**DATASET ENTRIES**
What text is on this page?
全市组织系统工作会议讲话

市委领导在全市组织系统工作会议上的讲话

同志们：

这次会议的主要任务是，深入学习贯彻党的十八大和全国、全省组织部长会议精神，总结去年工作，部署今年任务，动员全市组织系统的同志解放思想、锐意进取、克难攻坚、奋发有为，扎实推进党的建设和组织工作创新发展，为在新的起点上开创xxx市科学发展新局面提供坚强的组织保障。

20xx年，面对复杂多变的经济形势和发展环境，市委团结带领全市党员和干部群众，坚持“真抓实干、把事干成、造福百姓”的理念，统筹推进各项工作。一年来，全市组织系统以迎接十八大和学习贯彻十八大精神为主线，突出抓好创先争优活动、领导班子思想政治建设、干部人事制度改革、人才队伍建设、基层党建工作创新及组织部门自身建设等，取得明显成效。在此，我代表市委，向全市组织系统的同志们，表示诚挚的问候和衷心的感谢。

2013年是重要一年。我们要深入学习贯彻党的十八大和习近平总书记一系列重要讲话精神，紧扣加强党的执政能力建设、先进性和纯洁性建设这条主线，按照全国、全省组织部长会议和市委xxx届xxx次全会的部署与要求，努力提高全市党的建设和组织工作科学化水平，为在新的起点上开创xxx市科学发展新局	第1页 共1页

**WHAT TO DO**
Every record shown above should be written out again exactly.

**EXERCISE OUTPUT**
What text is on this page?
全市组织系统工作会议讲话

市委领导在全市组织系统工作会议上的讲话

同志们：

这次会议的主要任务是，深入学习贯彻党的十八大和全国、全省组织部长会议精神，总结去年工作，部署今年任务，动员全市组织系统的同志解放思想、锐意进取、克难攻坚、奋发有为，扎实推进党的建设和组织工作创新发展，为在新的起点上开创xxx市科学发展新局面提供坚强的组织保障。

20xx年，面对复杂多变的经济形势和发展环境，市委团结带领全市党员和干部群众，坚持“真抓实干、把事干成、造福百姓”的理念，统筹推进各项工作。一年来，全市组织系统以迎接十八大和学习贯彻十八大精神为主线，突出抓好创先争优活动、领导班子思想政治建设、干部人事制度改革、人才队伍建设、基层党建工作创新及组织部门自身建设等，取得明显成效。在此，我代表市委，向全市组织系统的同志们，表示诚挚的问候和衷心的感谢。

2013年是重要一年。我们要深入学习贯彻党的十八大和习近平总书记一系列重要讲话精神，紧扣加强党的执政能力建设、先进性和纯洁性建设这条主线，按照全国、全省组织部长会议和市委xxx届xxx次全会的部署与要求，努力提高全市党的建设和组织工作科学化水平，为在新的起点上开创xxx市科学发展新局	第1页 共1页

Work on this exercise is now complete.